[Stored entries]
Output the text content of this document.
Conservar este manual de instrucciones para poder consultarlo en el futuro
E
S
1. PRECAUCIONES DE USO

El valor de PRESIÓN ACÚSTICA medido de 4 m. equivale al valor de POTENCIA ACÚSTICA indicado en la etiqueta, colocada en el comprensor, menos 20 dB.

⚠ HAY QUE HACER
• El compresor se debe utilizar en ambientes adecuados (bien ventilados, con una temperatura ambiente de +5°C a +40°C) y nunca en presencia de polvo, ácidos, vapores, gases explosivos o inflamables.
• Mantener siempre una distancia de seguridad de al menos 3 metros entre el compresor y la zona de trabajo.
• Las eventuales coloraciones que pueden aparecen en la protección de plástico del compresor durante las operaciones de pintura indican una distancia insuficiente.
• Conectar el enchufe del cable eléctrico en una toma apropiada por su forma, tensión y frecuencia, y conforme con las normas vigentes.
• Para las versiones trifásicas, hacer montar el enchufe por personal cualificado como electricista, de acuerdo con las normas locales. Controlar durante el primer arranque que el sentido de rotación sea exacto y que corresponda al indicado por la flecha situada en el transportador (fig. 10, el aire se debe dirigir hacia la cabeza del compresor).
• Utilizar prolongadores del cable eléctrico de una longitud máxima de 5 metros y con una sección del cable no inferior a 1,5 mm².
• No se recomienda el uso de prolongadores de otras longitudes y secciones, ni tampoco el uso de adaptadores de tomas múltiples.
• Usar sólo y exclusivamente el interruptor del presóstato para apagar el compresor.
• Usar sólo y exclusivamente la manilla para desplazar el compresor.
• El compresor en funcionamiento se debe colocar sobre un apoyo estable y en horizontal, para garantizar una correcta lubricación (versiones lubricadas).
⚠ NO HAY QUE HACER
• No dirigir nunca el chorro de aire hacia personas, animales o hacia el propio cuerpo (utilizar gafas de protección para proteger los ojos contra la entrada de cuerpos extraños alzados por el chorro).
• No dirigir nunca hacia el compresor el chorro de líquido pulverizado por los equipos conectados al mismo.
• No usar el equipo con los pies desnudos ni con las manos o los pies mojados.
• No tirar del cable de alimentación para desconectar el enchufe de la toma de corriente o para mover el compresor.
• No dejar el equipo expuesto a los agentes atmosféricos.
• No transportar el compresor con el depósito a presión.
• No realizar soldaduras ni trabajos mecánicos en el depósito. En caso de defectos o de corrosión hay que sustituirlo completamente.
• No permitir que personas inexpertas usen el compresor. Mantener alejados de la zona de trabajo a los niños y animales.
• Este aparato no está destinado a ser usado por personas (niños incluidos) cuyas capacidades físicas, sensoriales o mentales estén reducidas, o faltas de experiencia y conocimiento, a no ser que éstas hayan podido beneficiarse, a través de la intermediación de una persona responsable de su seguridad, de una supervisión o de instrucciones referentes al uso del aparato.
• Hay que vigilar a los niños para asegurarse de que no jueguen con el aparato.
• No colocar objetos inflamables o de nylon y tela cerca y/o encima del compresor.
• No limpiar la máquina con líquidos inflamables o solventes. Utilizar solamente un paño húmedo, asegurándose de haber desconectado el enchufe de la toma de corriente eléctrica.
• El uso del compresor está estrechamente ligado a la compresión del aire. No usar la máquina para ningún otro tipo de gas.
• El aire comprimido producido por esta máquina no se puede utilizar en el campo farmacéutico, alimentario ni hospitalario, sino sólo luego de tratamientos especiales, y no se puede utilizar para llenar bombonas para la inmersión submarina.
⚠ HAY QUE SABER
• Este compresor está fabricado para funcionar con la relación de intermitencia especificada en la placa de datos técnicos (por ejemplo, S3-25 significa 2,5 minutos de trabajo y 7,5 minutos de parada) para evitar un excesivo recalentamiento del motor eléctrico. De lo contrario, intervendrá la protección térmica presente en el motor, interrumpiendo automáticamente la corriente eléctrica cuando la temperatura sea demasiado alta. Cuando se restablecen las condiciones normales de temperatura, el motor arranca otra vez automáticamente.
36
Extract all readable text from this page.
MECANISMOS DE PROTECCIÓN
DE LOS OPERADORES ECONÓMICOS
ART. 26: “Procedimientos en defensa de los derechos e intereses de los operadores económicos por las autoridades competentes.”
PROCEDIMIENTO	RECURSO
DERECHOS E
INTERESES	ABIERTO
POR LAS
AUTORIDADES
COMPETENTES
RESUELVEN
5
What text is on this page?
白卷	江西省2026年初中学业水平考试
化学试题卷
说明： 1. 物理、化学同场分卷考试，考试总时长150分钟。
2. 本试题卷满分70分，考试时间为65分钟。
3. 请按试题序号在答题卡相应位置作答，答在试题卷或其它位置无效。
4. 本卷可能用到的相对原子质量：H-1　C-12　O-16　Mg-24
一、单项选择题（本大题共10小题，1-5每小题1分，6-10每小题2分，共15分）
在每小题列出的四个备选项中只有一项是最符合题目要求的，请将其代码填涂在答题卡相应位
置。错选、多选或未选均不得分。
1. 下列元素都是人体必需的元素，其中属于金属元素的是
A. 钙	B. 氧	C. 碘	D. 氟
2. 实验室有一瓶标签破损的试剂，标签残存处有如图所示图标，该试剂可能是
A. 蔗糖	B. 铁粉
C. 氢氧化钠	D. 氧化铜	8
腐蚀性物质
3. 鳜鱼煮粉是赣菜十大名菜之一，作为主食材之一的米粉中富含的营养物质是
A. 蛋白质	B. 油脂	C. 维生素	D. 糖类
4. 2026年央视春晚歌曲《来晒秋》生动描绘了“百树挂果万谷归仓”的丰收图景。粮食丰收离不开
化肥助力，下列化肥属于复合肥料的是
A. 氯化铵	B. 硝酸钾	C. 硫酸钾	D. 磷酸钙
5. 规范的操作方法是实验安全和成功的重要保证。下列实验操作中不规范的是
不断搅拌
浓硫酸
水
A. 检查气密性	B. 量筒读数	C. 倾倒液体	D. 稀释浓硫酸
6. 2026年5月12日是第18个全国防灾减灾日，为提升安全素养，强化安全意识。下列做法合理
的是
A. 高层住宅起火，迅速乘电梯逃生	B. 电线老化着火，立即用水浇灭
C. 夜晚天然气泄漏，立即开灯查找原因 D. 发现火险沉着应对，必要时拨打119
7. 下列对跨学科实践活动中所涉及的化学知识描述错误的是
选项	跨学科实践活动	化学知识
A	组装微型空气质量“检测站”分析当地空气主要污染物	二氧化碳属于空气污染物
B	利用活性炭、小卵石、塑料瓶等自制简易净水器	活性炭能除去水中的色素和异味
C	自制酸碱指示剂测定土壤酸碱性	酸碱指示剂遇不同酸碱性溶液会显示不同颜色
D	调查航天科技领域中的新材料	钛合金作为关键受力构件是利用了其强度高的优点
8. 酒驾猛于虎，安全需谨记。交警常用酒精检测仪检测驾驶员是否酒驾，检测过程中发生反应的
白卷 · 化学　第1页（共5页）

> [Description of the task]: Keep only the lines that hold the string "this", and copy them out.

> [Result below]:
Output the text content of this document.
Extract all readable text from this page.
What text is on this page?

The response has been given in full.